Data provided:
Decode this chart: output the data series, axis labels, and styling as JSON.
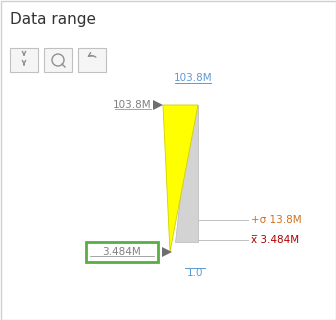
{
  "title": "Data range",
  "panel_bg": "#ffffff",
  "upper_handle_label": "103.8M",
  "lower_handle_label": "3.484M",
  "top_axis_label": "103.8M",
  "bottom_axis_label": "1.0",
  "sigma_label": "+σ 13.8M",
  "mean_label": "x̅ 3.484M",
  "histogram_yellow": "#ffff00",
  "histogram_gray": "#d3d3d3",
  "handle_arrow_color": "#6e6e6e",
  "handle_box_border": "#5aac44",
  "annotation_color": "#808080",
  "axis_label_color": "#5b9bd5",
  "sigma_color": "#d07020",
  "mean_color": "#b00000",
  "icon_color": "#909090",
  "border_color": "#d0d0d0",
  "btn_bg": "#f5f5f5",
  "btn_border": "#c0c0c0"
}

The request:
Reproduce each record from above exactly; pictures do not belong in the copy.

Answer below:
Decode this chart: output the data series, axis labels, and styling as JSON.
{
  "title": "Data range",
  "panel_bg": "#ffffff",
  "upper_handle_label": "103.8M",
  "lower_handle_label": "3.484M",
  "top_axis_label": "103.8M",
  "bottom_axis_label": "1.0",
  "sigma_label": "+σ 13.8M",
  "mean_label": "x̅ 3.484M",
  "histogram_yellow": "#ffff00",
  "histogram_gray": "#d3d3d3",
  "handle_arrow_color": "#6e6e6e",
  "handle_box_border": "#5aac44",
  "annotation_color": "#808080",
  "axis_label_color": "#5b9bd5",
  "sigma_color": "#d07020",
  "mean_color": "#b00000",
  "icon_color": "#909090",
  "border_color": "#d0d0d0",
  "btn_bg": "#f5f5f5",
  "btn_border": "#c0c0c0"
}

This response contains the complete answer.